→ BRIEF: Can you copy out the data exactly? Leave the images out.

Stored records:
***
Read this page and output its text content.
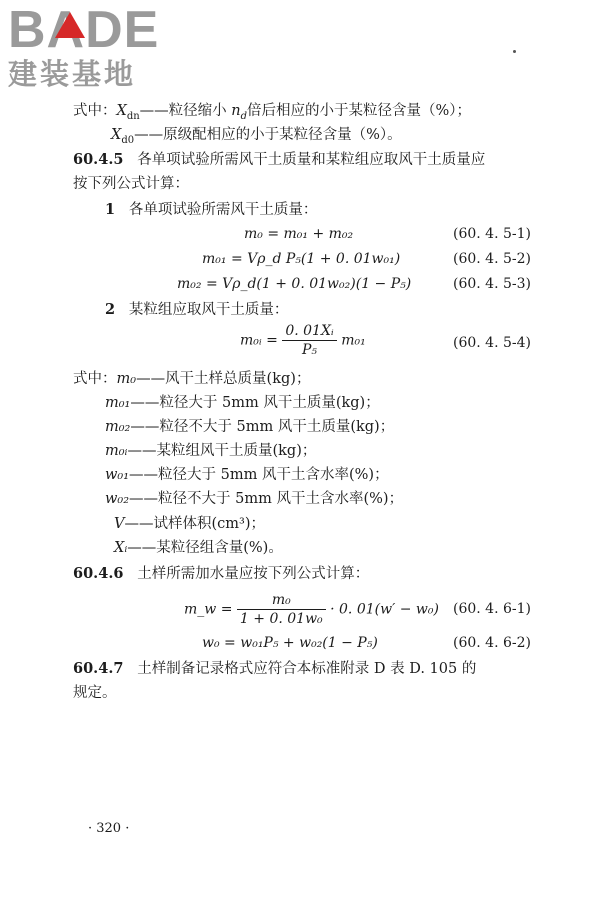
BADE
建装基地
式中：$X_{dn}——$粒径缩小 $n_d$倍后相应的小于某粒径含量（%）；
$X_{d0}——$原级配相应的小于某粒径含量（%）。
60.4.5 各单项试验所需风干土质量和某粒组应取风干土质量应
按下列公式计算：
1 各单项试验所需风干土质量：
m₀ = m₀₁ + m₀₂	(60. 4. 5-1)
m₀₁ = Vρ_d P₅(1 + 0. 01w₀₁)	(60. 4. 5-2)
m₀₂ = Vρ_d(1 + 0. 01w₀₂)(1 − P₅)	(60. 4. 5-3)
2 某粒组应取风干土质量：
m₀ᵢ = $\frac{\text{0. 01Xᵢ}}{\text{P₅}} m_{01}$	(60. 4. 5-4)
式中：m₀——风干土样总质量(kg)；
m₀₁——粒径大于 5mm 风干土质量(kg)；
m₀₂——粒径不大于 5mm 风干土质量(kg)；
m₀ᵢ——某粒组风干土质量(kg)；
w₀₁——粒径大于 5mm 风干土含水率(%)；
w₀₂——粒径不大于 5mm 风干土含水率(%)；
V——试样体积(cm³)；
Xᵢ——某粒径组含量(%)。
60.4.6 土样所需加水量应按下列公式计算：
m_w = $\frac{\text{m₀}}{\text{1 + 0. 01w₀}} \cdot 0$. 01(w′ − w₀) (60. 4. 6-1)
w₀ = w₀₁P₅ + w₀₂(1 − P₅)	(60. 4. 6-2)
60.4.7 土样制备记录格式应符合本标准附录 D 表 D. 105 的
规定。
· 320 ·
***
→ TASK OUTPUT:
Read this page and output its text content.
BADE
建装基地
式中：$X_{dn}——$粒径缩小 $n_d$倍后相应的小于某粒径含量（%）；
$X_{d0}——$原级配相应的小于某粒径含量（%）。
60.4.5 各单项试验所需风干土质量和某粒组应取风干土质量应
按下列公式计算：
1 各单项试验所需风干土质量：
m₀ = m₀₁ + m₀₂	(60. 4. 5-1)
m₀₁ = Vρ_d P₅(1 + 0. 01w₀₁)	(60. 4. 5-2)
m₀₂ = Vρ_d(1 + 0. 01w₀₂)(1 − P₅)	(60. 4. 5-3)
2 某粒组应取风干土质量：
m₀ᵢ = $\frac{\text{0. 01Xᵢ}}{\text{P₅}} m_{01}$	(60. 4. 5-4)
式中：m₀——风干土样总质量(kg)；
m₀₁——粒径大于 5mm 风干土质量(kg)；
m₀₂——粒径不大于 5mm 风干土质量(kg)；
m₀ᵢ——某粒组风干土质量(kg)；
w₀₁——粒径大于 5mm 风干土含水率(%)；
w₀₂——粒径不大于 5mm 风干土含水率(%)；
V——试样体积(cm³)；
Xᵢ——某粒径组含量(%)。
60.4.6 土样所需加水量应按下列公式计算：
m_w = $\frac{\text{m₀}}{\text{1 + 0. 01w₀}} \cdot 0$. 01(w′ − w₀) (60. 4. 6-1)
w₀ = w₀₁P₅ + w₀₂(1 − P₅)	(60. 4. 6-2)
60.4.7 土样制备记录格式应符合本标准附录 D 表 D. 105 的
规定。
· 320 ·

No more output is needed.